SET PROBLEM:
Skip any picture you find and retype all the remaining lines exactly.

Dataset excerpt:
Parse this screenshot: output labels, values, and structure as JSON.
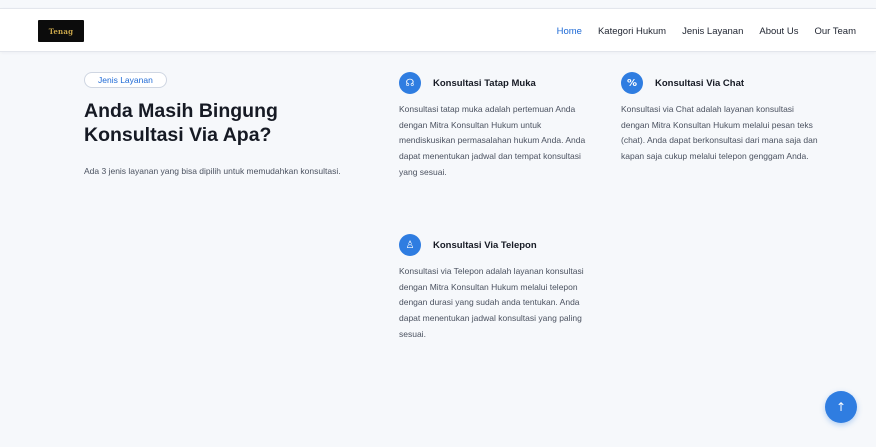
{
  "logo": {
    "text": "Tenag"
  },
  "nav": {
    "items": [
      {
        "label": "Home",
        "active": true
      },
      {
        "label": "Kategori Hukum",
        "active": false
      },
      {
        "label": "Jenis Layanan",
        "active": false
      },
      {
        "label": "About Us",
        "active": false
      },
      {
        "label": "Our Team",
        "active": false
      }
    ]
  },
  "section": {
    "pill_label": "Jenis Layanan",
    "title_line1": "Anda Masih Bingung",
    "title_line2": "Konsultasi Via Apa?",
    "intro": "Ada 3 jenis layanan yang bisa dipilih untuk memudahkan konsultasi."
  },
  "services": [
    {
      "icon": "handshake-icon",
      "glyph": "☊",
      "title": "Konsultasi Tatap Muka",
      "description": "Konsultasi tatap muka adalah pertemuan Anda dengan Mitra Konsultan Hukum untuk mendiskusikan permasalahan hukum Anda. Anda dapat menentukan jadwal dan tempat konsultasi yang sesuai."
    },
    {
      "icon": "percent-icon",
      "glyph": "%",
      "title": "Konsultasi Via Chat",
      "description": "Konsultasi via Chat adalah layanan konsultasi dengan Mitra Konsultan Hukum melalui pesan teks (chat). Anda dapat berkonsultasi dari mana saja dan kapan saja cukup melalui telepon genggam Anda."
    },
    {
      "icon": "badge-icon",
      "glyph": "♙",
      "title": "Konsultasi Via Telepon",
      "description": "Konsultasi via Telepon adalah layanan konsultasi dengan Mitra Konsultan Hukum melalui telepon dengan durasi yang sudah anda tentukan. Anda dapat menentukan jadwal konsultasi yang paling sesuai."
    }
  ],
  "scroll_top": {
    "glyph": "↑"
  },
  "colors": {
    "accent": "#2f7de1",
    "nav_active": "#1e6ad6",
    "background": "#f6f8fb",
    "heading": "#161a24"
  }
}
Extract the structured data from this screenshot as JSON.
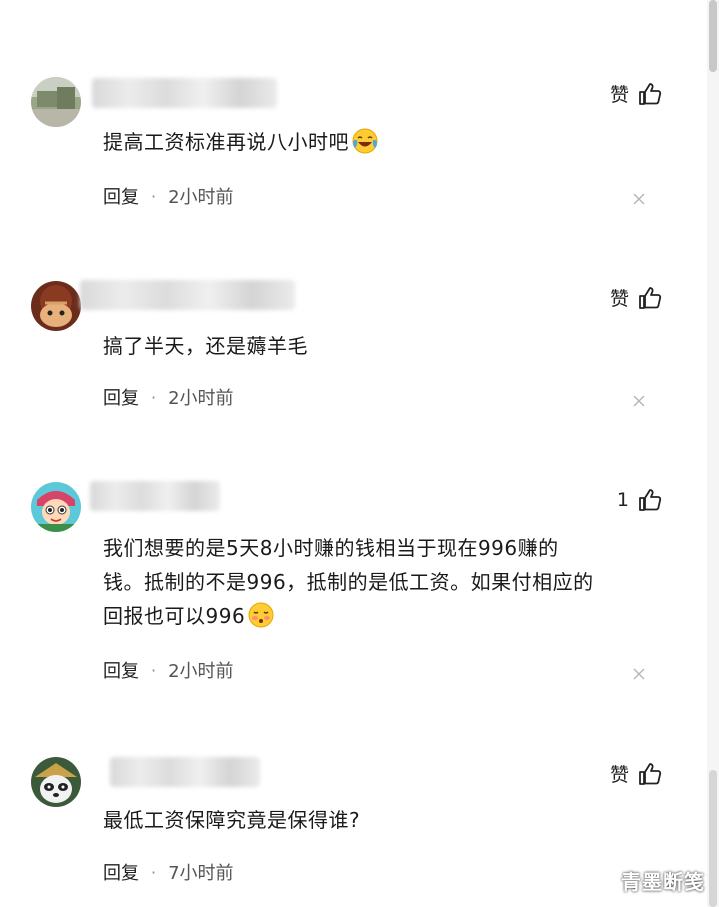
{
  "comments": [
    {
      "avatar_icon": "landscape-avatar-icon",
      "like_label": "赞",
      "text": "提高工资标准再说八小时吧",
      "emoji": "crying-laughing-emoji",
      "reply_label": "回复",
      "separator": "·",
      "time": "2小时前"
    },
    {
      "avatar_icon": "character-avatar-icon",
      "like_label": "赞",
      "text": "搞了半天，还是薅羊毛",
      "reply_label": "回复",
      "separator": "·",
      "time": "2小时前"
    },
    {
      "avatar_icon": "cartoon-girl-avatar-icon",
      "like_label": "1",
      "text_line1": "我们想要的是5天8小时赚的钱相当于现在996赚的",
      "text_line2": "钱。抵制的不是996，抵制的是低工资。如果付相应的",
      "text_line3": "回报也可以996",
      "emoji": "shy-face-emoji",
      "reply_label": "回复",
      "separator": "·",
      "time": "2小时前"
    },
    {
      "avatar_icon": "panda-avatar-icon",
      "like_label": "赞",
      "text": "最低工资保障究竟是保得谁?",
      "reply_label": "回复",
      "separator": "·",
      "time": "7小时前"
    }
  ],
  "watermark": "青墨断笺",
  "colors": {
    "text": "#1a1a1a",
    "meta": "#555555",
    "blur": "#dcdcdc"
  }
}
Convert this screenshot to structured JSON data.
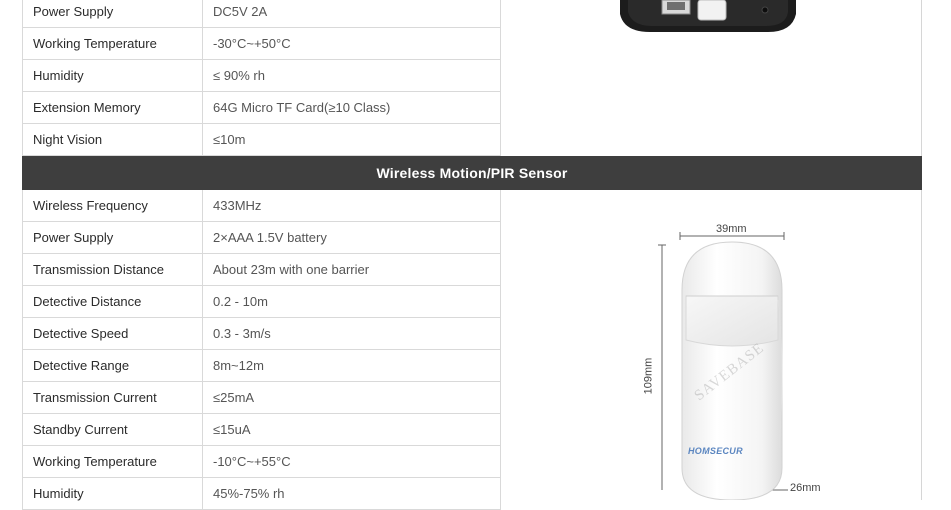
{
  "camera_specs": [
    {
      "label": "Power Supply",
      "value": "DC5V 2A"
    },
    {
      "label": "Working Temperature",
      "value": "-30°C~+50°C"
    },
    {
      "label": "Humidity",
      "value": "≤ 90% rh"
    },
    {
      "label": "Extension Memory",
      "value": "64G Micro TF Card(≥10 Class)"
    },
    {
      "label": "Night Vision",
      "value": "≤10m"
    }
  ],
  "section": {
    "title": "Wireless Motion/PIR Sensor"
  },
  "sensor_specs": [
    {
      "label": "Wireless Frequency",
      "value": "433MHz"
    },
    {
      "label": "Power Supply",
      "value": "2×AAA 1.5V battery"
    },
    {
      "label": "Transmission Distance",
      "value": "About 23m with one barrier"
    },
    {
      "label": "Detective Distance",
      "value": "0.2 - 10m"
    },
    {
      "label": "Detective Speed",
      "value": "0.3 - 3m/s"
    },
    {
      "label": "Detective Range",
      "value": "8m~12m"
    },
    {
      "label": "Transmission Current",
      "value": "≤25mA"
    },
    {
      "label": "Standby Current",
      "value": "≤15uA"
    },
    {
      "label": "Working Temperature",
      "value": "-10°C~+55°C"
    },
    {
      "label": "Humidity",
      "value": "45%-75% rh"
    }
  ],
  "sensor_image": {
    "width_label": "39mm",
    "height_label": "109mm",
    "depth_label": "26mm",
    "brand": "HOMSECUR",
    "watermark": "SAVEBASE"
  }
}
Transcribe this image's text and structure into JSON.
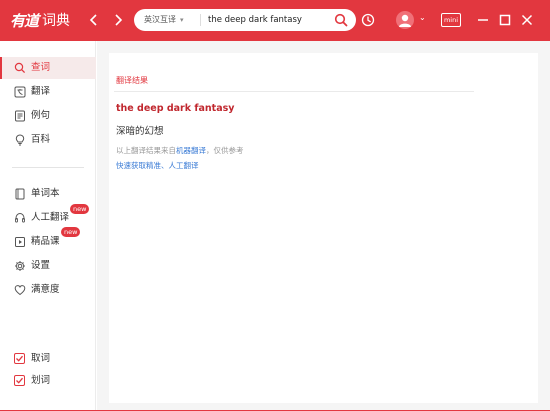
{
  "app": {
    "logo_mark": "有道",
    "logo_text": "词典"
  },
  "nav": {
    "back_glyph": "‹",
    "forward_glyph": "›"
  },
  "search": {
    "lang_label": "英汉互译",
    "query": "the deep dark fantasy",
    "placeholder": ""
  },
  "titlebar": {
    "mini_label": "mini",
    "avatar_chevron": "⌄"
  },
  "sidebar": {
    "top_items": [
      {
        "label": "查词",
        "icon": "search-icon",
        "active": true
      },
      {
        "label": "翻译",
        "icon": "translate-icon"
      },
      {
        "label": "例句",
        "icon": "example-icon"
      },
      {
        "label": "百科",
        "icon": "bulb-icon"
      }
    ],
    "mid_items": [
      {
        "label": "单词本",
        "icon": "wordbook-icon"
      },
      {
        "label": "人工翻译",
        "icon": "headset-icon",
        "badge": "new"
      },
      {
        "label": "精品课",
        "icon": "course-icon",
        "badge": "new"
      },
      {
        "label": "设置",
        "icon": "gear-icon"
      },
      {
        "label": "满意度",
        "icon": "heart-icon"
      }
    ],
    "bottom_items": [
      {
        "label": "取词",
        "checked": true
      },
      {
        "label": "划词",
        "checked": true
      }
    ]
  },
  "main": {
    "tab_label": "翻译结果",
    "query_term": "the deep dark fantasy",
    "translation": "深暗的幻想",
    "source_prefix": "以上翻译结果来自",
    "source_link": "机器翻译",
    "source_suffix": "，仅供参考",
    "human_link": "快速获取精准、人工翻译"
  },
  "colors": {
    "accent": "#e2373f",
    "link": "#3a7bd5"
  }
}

TASK RESULT:
Parse this screenshot: output labels, values, and structure as JSON.
{
  "logo": {
    "text": "Tenag"
  },
  "nav": {
    "items": [
      {
        "label": "Home",
        "active": true
      },
      {
        "label": "Kategori Hukum",
        "active": false
      },
      {
        "label": "Jenis Layanan",
        "active": false
      },
      {
        "label": "About Us",
        "active": false
      },
      {
        "label": "Our Team",
        "active": false
      }
    ]
  },
  "section": {
    "pill_label": "Jenis Layanan",
    "title_line1": "Anda Masih Bingung",
    "title_line2": "Konsultasi Via Apa?",
    "intro": "Ada 3 jenis layanan yang bisa dipilih untuk memudahkan konsultasi."
  },
  "services": [
    {
      "icon": "handshake-icon",
      "glyph": "☊",
      "title": "Konsultasi Tatap Muka",
      "description": "Konsultasi tatap muka adalah pertemuan Anda dengan Mitra Konsultan Hukum untuk mendiskusikan permasalahan hukum Anda. Anda dapat menentukan jadwal dan tempat konsultasi yang sesuai."
    },
    {
      "icon": "percent-icon",
      "glyph": "%",
      "title": "Konsultasi Via Chat",
      "description": "Konsultasi via Chat adalah layanan konsultasi dengan Mitra Konsultan Hukum melalui pesan teks (chat). Anda dapat berkonsultasi dari mana saja dan kapan saja cukup melalui telepon genggam Anda."
    },
    {
      "icon": "badge-icon",
      "glyph": "♙",
      "title": "Konsultasi Via Telepon",
      "description": "Konsultasi via Telepon adalah layanan konsultasi dengan Mitra Konsultan Hukum melalui telepon dengan durasi yang sudah anda tentukan. Anda dapat menentukan jadwal konsultasi yang paling sesuai."
    }
  ],
  "scroll_top": {
    "glyph": "↑"
  },
  "colors": {
    "accent": "#2f7de1",
    "nav_active": "#1e6ad6",
    "background": "#f6f8fb",
    "heading": "#161a24"
  }
}
Extract the structured data from this screenshot as JSON.
{
  "comments": [
    {
      "avatar_icon": "landscape-avatar-icon",
      "like_label": "赞",
      "text": "提高工资标准再说八小时吧",
      "emoji": "crying-laughing-emoji",
      "reply_label": "回复",
      "separator": "·",
      "time": "2小时前"
    },
    {
      "avatar_icon": "character-avatar-icon",
      "like_label": "赞",
      "text": "搞了半天，还是薅羊毛",
      "reply_label": "回复",
      "separator": "·",
      "time": "2小时前"
    },
    {
      "avatar_icon": "cartoon-girl-avatar-icon",
      "like_label": "1",
      "text_line1": "我们想要的是5天8小时赚的钱相当于现在996赚的",
      "text_line2": "钱。抵制的不是996，抵制的是低工资。如果付相应的",
      "text_line3": "回报也可以996",
      "emoji": "shy-face-emoji",
      "reply_label": "回复",
      "separator": "·",
      "time": "2小时前"
    },
    {
      "avatar_icon": "panda-avatar-icon",
      "like_label": "赞",
      "text": "最低工资保障究竟是保得谁?",
      "reply_label": "回复",
      "separator": "·",
      "time": "7小时前"
    }
  ],
  "watermark": "青墨断笺",
  "colors": {
    "text": "#1a1a1a",
    "meta": "#555555",
    "blur": "#dcdcdc"
  }
}
Convert this screenshot to structured JSON data.
{
  "camera_specs": [
    {
      "label": "Power Supply",
      "value": "DC5V 2A"
    },
    {
      "label": "Working Temperature",
      "value": "-30°C~+50°C"
    },
    {
      "label": "Humidity",
      "value": "≤ 90% rh"
    },
    {
      "label": "Extension Memory",
      "value": "64G Micro TF Card(≥10 Class)"
    },
    {
      "label": "Night Vision",
      "value": "≤10m"
    }
  ],
  "section": {
    "title": "Wireless Motion/PIR Sensor"
  },
  "sensor_specs": [
    {
      "label": "Wireless Frequency",
      "value": "433MHz"
    },
    {
      "label": "Power Supply",
      "value": "2×AAA 1.5V battery"
    },
    {
      "label": "Transmission Distance",
      "value": "About 23m with one barrier"
    },
    {
      "label": "Detective Distance",
      "value": "0.2 - 10m"
    },
    {
      "label": "Detective Speed",
      "value": "0.3 - 3m/s"
    },
    {
      "label": "Detective Range",
      "value": "8m~12m"
    },
    {
      "label": "Transmission Current",
      "value": "≤25mA"
    },
    {
      "label": "Standby Current",
      "value": "≤15uA"
    },
    {
      "label": "Working Temperature",
      "value": "-10°C~+55°C"
    },
    {
      "label": "Humidity",
      "value": "45%-75% rh"
    }
  ],
  "sensor_image": {
    "width_label": "39mm",
    "height_label": "109mm",
    "depth_label": "26mm",
    "brand": "HOMSECUR",
    "watermark": "SAVEBASE"
  }
}
Transcribe this image's text and structure into JSON.
{
  "app": {
    "logo_mark": "有道",
    "logo_text": "词典"
  },
  "nav": {
    "back_glyph": "‹",
    "forward_glyph": "›"
  },
  "search": {
    "lang_label": "英汉互译",
    "query": "the deep dark fantasy",
    "placeholder": ""
  },
  "titlebar": {
    "mini_label": "mini",
    "avatar_chevron": "⌄"
  },
  "sidebar": {
    "top_items": [
      {
        "label": "查词",
        "icon": "search-icon",
        "active": true
      },
      {
        "label": "翻译",
        "icon": "translate-icon"
      },
      {
        "label": "例句",
        "icon": "example-icon"
      },
      {
        "label": "百科",
        "icon": "bulb-icon"
      }
    ],
    "mid_items": [
      {
        "label": "单词本",
        "icon": "wordbook-icon"
      },
      {
        "label": "人工翻译",
        "icon": "headset-icon",
        "badge": "new"
      },
      {
        "label": "精品课",
        "icon": "course-icon",
        "badge": "new"
      },
      {
        "label": "设置",
        "icon": "gear-icon"
      },
      {
        "label": "满意度",
        "icon": "heart-icon"
      }
    ],
    "bottom_items": [
      {
        "label": "取词",
        "checked": true
      },
      {
        "label": "划词",
        "checked": true
      }
    ]
  },
  "main": {
    "tab_label": "翻译结果",
    "query_term": "the deep dark fantasy",
    "translation": "深暗的幻想",
    "source_prefix": "以上翻译结果来自",
    "source_link": "机器翻译",
    "source_suffix": "，仅供参考",
    "human_link": "快速获取精准、人工翻译"
  },
  "colors": {
    "accent": "#e2373f",
    "link": "#3a7bd5"
  }
}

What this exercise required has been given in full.